>> begin Extracted data

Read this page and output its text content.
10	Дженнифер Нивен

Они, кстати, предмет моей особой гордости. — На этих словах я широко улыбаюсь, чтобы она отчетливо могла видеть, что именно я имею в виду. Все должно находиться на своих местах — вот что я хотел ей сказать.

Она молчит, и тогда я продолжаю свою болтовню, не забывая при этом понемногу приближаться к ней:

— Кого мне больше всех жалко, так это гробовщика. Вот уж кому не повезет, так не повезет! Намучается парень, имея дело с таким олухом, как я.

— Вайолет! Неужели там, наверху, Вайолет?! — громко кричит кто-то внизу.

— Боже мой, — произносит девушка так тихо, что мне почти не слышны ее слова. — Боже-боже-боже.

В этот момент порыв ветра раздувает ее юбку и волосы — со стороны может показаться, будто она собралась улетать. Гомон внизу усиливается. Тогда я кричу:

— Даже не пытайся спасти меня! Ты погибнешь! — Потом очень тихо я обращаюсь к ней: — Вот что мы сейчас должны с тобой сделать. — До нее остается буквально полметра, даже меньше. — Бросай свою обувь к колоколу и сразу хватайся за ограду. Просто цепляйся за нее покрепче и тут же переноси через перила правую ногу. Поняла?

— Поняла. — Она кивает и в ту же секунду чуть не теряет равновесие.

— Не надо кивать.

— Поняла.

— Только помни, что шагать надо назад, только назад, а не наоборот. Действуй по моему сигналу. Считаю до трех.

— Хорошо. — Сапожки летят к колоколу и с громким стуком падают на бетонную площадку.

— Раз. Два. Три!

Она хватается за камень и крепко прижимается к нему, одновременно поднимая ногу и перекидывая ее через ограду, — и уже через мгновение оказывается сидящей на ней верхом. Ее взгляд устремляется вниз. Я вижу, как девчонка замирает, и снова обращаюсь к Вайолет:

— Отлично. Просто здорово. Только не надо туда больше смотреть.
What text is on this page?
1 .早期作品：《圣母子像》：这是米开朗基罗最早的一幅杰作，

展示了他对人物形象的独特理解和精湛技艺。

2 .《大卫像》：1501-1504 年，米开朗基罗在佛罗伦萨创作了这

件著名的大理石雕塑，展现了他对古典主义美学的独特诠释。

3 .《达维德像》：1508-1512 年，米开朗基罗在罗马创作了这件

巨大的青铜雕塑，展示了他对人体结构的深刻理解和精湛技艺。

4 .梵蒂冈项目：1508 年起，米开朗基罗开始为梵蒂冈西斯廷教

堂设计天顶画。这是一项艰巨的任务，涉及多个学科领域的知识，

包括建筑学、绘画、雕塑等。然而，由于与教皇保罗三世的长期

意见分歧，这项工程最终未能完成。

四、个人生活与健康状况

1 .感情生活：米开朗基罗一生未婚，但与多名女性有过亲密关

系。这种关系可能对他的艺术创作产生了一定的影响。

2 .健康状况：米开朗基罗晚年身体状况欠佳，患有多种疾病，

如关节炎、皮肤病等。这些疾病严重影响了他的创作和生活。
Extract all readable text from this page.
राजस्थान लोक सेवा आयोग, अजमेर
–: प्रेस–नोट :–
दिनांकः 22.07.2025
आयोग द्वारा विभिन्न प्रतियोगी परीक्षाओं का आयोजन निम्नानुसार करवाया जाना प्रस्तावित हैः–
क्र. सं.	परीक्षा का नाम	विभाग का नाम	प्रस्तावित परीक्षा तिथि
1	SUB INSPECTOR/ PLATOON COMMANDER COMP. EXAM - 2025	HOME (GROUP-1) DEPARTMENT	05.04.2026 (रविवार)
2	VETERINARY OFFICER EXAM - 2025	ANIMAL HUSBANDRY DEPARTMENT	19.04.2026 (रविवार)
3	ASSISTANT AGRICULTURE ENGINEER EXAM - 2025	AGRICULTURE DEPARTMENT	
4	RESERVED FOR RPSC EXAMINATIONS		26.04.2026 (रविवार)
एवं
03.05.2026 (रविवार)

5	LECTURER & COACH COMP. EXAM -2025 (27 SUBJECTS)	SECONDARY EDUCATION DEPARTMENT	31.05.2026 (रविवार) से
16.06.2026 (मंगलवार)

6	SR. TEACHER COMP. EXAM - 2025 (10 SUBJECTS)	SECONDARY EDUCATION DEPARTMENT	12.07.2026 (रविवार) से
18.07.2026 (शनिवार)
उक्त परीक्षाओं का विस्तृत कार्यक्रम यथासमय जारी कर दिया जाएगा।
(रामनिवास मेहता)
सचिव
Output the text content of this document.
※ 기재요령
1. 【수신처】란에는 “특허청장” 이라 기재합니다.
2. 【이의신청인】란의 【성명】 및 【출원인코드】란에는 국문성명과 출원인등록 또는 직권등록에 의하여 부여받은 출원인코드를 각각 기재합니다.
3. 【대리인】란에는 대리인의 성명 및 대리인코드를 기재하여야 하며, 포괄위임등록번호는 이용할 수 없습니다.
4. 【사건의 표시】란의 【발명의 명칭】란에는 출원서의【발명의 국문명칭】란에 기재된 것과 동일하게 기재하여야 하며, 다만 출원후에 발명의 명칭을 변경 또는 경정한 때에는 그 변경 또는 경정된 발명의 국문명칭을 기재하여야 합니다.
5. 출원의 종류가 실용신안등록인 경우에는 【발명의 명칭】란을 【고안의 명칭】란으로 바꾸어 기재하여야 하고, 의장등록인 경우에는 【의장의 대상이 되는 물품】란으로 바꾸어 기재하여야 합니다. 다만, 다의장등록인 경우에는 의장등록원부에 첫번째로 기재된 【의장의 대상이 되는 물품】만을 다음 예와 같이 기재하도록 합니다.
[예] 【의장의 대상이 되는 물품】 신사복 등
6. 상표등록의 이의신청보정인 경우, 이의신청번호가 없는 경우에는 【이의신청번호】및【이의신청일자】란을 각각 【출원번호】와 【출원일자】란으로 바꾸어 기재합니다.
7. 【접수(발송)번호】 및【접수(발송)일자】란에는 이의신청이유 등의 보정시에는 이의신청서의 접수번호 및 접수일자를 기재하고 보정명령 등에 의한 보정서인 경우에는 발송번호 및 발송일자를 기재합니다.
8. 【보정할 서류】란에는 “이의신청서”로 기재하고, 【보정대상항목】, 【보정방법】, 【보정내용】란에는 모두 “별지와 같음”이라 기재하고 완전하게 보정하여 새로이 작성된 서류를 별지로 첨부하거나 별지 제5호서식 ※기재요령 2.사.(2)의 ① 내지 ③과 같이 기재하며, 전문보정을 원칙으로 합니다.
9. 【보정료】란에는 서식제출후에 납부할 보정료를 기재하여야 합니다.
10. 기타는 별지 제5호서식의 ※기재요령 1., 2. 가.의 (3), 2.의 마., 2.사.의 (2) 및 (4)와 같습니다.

>> end Extracted data

Exercise task: Repeat the data above, word for word.

Full solution:
Read this page and output its text content.
10	Дженнифер Нивен

Они, кстати, предмет моей особой гордости. — На этих словах я широко улыбаюсь, чтобы она отчетливо могла видеть, что именно я имею в виду. Все должно находиться на своих местах — вот что я хотел ей сказать.

Она молчит, и тогда я продолжаю свою болтовню, не забывая при этом понемногу приближаться к ней:

— Кого мне больше всех жалко, так это гробовщика. Вот уж кому не повезет, так не повезет! Намучается парень, имея дело с таким олухом, как я.

— Вайолет! Неужели там, наверху, Вайолет?! — громко кричит кто-то внизу.

— Боже мой, — произносит девушка так тихо, что мне почти не слышны ее слова. — Боже-боже-боже.

В этот момент порыв ветра раздувает ее юбку и волосы — со стороны может показаться, будто она собралась улетать. Гомон внизу усиливается. Тогда я кричу:

— Даже не пытайся спасти меня! Ты погибнешь! — Потом очень тихо я обращаюсь к ней: — Вот что мы сейчас должны с тобой сделать. — До нее остается буквально полметра, даже меньше. — Бросай свою обувь к колоколу и сразу хватайся за ограду. Просто цепляйся за нее покрепче и тут же переноси через перила правую ногу. Поняла?

— Поняла. — Она кивает и в ту же секунду чуть не теряет равновесие.

— Не надо кивать.

— Поняла.

— Только помни, что шагать надо назад, только назад, а не наоборот. Действуй по моему сигналу. Считаю до трех.

— Хорошо. — Сапожки летят к колоколу и с громким стуком падают на бетонную площадку.

— Раз. Два. Три!

Она хватается за камень и крепко прижимается к нему, одновременно поднимая ногу и перекидывая ее через ограду, — и уже через мгновение оказывается сидящей на ней верхом. Ее взгляд устремляется вниз. Я вижу, как девчонка замирает, и снова обращаюсь к Вайолет:

— Отлично. Просто здорово. Только не надо туда больше смотреть.
What text is on this page?
1 .早期作品：《圣母子像》：这是米开朗基罗最早的一幅杰作，

展示了他对人物形象的独特理解和精湛技艺。

2 .《大卫像》：1501-1504 年，米开朗基罗在佛罗伦萨创作了这

件著名的大理石雕塑，展现了他对古典主义美学的独特诠释。

3 .《达维德像》：1508-1512 年，米开朗基罗在罗马创作了这件

巨大的青铜雕塑，展示了他对人体结构的深刻理解和精湛技艺。

4 .梵蒂冈项目：1508 年起，米开朗基罗开始为梵蒂冈西斯廷教

堂设计天顶画。这是一项艰巨的任务，涉及多个学科领域的知识，

包括建筑学、绘画、雕塑等。然而，由于与教皇保罗三世的长期

意见分歧，这项工程最终未能完成。

四、个人生活与健康状况

1 .感情生活：米开朗基罗一生未婚，但与多名女性有过亲密关

系。这种关系可能对他的艺术创作产生了一定的影响。

2 .健康状况：米开朗基罗晚年身体状况欠佳，患有多种疾病，

如关节炎、皮肤病等。这些疾病严重影响了他的创作和生活。
Extract all readable text from this page.
राजस्थान लोक सेवा आयोग, अजमेर
–: प्रेस–नोट :–
दिनांकः 22.07.2025
आयोग द्वारा विभिन्न प्रतियोगी परीक्षाओं का आयोजन निम्नानुसार करवाया जाना प्रस्तावित हैः–
क्र. सं.	परीक्षा का नाम	विभाग का नाम	प्रस्तावित परीक्षा तिथि
1	SUB INSPECTOR/ PLATOON COMMANDER COMP. EXAM - 2025	HOME (GROUP-1) DEPARTMENT	05.04.2026 (रविवार)
2	VETERINARY OFFICER EXAM - 2025	ANIMAL HUSBANDRY DEPARTMENT	19.04.2026 (रविवार)
3	ASSISTANT AGRICULTURE ENGINEER EXAM - 2025	AGRICULTURE DEPARTMENT	
4	RESERVED FOR RPSC EXAMINATIONS		26.04.2026 (रविवार)
एवं
03.05.2026 (रविवार)

5	LECTURER & COACH COMP. EXAM -2025 (27 SUBJECTS)	SECONDARY EDUCATION DEPARTMENT	31.05.2026 (रविवार) से
16.06.2026 (मंगलवार)

6	SR. TEACHER COMP. EXAM - 2025 (10 SUBJECTS)	SECONDARY EDUCATION DEPARTMENT	12.07.2026 (रविवार) से
18.07.2026 (शनिवार)
उक्त परीक्षाओं का विस्तृत कार्यक्रम यथासमय जारी कर दिया जाएगा।
(रामनिवास मेहता)
सचिव
Output the text content of this document.
※ 기재요령
1. 【수신처】란에는 “특허청장” 이라 기재합니다.
2. 【이의신청인】란의 【성명】 및 【출원인코드】란에는 국문성명과 출원인등록 또는 직권등록에 의하여 부여받은 출원인코드를 각각 기재합니다.
3. 【대리인】란에는 대리인의 성명 및 대리인코드를 기재하여야 하며, 포괄위임등록번호는 이용할 수 없습니다.
4. 【사건의 표시】란의 【발명의 명칭】란에는 출원서의【발명의 국문명칭】란에 기재된 것과 동일하게 기재하여야 하며, 다만 출원후에 발명의 명칭을 변경 또는 경정한 때에는 그 변경 또는 경정된 발명의 국문명칭을 기재하여야 합니다.
5. 출원의 종류가 실용신안등록인 경우에는 【발명의 명칭】란을 【고안의 명칭】란으로 바꾸어 기재하여야 하고, 의장등록인 경우에는 【의장의 대상이 되는 물품】란으로 바꾸어 기재하여야 합니다. 다만, 다의장등록인 경우에는 의장등록원부에 첫번째로 기재된 【의장의 대상이 되는 물품】만을 다음 예와 같이 기재하도록 합니다.
[예] 【의장의 대상이 되는 물품】 신사복 등
6. 상표등록의 이의신청보정인 경우, 이의신청번호가 없는 경우에는 【이의신청번호】및【이의신청일자】란을 각각 【출원번호】와 【출원일자】란으로 바꾸어 기재합니다.
7. 【접수(발송)번호】 및【접수(발송)일자】란에는 이의신청이유 등의 보정시에는 이의신청서의 접수번호 및 접수일자를 기재하고 보정명령 등에 의한 보정서인 경우에는 발송번호 및 발송일자를 기재합니다.
8. 【보정할 서류】란에는 “이의신청서”로 기재하고, 【보정대상항목】, 【보정방법】, 【보정내용】란에는 모두 “별지와 같음”이라 기재하고 완전하게 보정하여 새로이 작성된 서류를 별지로 첨부하거나 별지 제5호서식 ※기재요령 2.사.(2)의 ① 내지 ③과 같이 기재하며, 전문보정을 원칙으로 합니다.
9. 【보정료】란에는 서식제출후에 납부할 보정료를 기재하여야 합니다.
10. 기타는 별지 제5호서식의 ※기재요령 1., 2. 가.의 (3), 2.의 마., 2.사.의 (2) 및 (4)와 같습니다.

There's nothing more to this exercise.